++++ Extracted entries ++++
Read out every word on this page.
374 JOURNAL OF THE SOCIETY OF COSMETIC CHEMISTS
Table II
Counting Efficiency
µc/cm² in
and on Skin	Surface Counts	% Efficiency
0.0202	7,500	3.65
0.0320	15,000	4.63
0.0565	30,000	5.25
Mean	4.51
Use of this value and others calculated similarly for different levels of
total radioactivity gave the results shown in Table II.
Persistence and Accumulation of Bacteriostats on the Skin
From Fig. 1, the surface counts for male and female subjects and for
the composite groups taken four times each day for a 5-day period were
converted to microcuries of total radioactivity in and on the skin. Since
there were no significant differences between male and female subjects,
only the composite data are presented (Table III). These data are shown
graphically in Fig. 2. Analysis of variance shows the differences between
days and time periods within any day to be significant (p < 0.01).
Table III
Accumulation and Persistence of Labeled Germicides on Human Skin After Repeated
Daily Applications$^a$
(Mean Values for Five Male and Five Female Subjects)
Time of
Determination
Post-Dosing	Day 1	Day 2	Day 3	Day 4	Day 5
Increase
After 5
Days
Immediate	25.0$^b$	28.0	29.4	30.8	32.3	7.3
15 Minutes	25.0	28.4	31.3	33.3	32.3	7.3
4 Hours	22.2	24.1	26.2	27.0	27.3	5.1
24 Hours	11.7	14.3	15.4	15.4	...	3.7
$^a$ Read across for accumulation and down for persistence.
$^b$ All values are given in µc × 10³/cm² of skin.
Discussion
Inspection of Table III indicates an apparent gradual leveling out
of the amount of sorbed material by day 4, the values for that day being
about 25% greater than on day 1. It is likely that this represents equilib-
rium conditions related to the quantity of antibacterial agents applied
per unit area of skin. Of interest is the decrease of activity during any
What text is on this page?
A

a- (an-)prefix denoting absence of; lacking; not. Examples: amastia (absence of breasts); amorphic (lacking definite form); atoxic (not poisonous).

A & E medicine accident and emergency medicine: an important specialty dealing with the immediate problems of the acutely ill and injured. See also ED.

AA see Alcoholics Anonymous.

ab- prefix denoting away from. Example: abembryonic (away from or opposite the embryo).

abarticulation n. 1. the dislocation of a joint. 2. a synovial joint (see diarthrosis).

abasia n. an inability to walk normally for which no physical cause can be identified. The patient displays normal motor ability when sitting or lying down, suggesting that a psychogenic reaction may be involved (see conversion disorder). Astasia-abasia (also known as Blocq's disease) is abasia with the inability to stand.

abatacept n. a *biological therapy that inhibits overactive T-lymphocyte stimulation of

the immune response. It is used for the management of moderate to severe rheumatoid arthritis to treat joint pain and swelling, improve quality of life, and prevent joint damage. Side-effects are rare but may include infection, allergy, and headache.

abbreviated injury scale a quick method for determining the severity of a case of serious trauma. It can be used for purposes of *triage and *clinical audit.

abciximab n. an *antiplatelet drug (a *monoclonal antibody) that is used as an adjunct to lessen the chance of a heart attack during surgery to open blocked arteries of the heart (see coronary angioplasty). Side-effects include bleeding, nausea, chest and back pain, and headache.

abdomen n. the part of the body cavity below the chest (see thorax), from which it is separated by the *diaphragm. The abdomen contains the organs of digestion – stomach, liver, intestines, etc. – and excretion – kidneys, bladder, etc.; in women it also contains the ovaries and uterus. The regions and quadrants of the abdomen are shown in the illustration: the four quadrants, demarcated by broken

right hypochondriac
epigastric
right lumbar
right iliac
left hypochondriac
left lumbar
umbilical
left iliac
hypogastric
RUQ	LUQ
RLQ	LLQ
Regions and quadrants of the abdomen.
++++
» **Problem details**
Copy down every line of the entries containing the word "pain".

» **Final answer**
the immune response. It is used for the management of moderate to severe rheumatoid arthritis to treat joint pain and swelling, improve quality of life, and prevent joint damage. Side-effects are rare but may include infection, allergy, and headache.
abciximab n. an *antiplatelet drug (a *monoclonal antibody) that is used as an adjunct to lessen the chance of a heart attack during surgery to open blocked arteries of the heart (see coronary angioplasty). Side-effects include bleeding, nausea, chest and back pain, and headache.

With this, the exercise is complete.